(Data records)
---------------
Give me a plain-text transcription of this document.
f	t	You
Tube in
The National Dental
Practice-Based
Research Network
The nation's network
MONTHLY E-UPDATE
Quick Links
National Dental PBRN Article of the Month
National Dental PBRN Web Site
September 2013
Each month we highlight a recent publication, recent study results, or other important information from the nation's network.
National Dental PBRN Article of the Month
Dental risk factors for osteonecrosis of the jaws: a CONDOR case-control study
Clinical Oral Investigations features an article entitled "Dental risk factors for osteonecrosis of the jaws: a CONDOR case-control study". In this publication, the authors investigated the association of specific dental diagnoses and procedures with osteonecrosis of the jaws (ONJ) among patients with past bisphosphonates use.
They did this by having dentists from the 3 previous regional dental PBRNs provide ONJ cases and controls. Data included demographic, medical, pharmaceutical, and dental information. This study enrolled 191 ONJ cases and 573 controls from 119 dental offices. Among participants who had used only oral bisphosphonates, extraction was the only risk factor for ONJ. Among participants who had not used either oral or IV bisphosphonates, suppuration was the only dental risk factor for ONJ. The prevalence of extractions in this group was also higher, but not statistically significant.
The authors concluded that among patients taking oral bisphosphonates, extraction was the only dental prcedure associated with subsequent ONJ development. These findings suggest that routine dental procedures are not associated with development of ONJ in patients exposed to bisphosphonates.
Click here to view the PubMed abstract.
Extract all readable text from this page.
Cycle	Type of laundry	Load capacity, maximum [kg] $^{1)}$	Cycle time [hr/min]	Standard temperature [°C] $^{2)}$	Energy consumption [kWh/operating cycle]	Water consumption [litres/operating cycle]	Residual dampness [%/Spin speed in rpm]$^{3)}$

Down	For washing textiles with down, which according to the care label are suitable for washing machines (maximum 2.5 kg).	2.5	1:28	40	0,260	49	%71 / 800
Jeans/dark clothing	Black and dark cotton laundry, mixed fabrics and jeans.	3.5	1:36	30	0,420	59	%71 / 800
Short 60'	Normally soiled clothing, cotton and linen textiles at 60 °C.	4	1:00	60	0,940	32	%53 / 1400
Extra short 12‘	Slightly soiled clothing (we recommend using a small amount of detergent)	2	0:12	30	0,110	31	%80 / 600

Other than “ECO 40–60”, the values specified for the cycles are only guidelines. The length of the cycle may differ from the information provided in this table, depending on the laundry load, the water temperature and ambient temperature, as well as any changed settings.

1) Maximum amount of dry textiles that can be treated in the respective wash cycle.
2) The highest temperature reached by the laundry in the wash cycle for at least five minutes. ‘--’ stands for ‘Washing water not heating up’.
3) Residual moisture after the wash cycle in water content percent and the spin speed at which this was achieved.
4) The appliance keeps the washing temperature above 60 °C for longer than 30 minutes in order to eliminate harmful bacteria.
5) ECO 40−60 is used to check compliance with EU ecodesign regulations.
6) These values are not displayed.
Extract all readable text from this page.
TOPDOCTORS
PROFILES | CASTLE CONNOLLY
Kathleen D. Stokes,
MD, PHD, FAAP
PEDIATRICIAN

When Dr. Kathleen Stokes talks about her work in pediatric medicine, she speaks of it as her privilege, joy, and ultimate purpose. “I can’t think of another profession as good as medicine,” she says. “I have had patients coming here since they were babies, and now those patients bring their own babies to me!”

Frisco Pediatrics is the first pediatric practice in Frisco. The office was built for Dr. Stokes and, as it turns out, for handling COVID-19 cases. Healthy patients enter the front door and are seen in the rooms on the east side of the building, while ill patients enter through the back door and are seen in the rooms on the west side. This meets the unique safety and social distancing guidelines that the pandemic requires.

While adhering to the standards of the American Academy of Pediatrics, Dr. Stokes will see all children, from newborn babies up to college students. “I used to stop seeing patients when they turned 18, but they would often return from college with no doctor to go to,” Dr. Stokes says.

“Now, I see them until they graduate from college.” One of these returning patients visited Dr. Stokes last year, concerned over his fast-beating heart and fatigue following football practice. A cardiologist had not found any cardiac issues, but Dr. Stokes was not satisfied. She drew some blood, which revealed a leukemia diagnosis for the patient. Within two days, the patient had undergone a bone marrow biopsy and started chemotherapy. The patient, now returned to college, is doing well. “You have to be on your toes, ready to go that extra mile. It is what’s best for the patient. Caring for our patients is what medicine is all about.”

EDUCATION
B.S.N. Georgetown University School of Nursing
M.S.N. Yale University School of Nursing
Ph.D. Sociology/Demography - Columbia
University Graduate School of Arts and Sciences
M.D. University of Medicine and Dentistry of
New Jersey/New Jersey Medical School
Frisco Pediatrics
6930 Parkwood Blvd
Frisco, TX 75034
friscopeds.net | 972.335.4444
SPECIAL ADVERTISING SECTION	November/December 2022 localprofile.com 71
---------------
Exercise prompt — Wherever the string "soiled" occurs in the records above, copy that line.

Written response —
Short 60'	Normally soiled clothing, cotton and linen textiles at 60 °C.	4	1:00	60	0,940	32	%53 / 1400
Extra short 12‘	Slightly soiled clothing (we recommend using a small amount of detergent)	2	0:12	30	0,110	31	%80 / 600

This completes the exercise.